▸ The request: Return every line of the data below that includes the string "Frankenthal".
★ ★ ★
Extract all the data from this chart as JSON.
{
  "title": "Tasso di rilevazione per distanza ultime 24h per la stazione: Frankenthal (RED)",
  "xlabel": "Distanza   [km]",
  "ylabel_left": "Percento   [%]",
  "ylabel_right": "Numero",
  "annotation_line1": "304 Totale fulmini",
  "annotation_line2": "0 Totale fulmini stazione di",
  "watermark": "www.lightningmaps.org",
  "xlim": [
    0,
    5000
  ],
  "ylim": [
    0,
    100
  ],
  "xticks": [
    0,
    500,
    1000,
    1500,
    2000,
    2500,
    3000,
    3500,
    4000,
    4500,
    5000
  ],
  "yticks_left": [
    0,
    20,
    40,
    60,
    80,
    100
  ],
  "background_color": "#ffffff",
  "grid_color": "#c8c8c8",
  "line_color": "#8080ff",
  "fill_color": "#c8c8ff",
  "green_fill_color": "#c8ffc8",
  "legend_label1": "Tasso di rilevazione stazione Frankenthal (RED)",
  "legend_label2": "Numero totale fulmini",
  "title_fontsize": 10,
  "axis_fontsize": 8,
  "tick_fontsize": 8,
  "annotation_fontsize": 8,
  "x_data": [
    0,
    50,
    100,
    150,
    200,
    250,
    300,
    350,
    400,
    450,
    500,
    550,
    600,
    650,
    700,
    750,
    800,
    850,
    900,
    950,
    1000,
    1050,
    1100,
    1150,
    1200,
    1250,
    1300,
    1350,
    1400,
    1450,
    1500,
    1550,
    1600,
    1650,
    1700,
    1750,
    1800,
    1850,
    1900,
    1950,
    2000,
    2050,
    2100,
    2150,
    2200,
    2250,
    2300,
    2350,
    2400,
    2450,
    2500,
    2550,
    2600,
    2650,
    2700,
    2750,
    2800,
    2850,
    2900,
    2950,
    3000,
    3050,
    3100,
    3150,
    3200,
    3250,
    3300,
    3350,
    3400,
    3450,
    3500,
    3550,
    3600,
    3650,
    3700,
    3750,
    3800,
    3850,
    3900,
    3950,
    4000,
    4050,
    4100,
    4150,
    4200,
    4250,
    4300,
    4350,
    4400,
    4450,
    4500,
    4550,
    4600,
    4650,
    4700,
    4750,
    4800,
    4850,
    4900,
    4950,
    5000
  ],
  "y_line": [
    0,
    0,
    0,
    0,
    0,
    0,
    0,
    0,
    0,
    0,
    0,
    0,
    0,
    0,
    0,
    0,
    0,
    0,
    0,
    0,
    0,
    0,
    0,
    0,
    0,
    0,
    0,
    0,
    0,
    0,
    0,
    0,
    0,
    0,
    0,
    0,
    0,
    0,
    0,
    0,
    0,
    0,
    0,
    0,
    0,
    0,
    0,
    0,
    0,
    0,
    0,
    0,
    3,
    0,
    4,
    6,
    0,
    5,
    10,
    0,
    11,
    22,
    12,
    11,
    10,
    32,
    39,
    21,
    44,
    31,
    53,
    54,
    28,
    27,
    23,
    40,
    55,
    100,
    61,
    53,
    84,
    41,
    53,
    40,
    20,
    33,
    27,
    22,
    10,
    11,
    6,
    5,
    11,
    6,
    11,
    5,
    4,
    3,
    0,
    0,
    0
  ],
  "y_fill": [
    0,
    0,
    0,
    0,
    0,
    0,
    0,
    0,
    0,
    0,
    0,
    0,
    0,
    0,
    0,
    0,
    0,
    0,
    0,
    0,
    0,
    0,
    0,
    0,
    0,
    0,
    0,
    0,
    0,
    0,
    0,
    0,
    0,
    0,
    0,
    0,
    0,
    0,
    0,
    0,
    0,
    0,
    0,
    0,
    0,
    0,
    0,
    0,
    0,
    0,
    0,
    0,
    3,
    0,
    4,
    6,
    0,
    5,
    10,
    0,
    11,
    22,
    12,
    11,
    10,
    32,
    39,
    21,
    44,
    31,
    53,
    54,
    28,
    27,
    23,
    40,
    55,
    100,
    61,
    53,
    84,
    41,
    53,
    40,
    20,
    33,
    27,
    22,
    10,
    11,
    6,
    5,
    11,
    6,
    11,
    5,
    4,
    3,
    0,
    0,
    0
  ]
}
★ ★ ★
▸ Reply:
  "title": "Tasso di rilevazione per distanza ultime 24h per la stazione: Frankenthal (RED)",
  "legend_label1": "Tasso di rilevazione stazione Frankenthal (RED)",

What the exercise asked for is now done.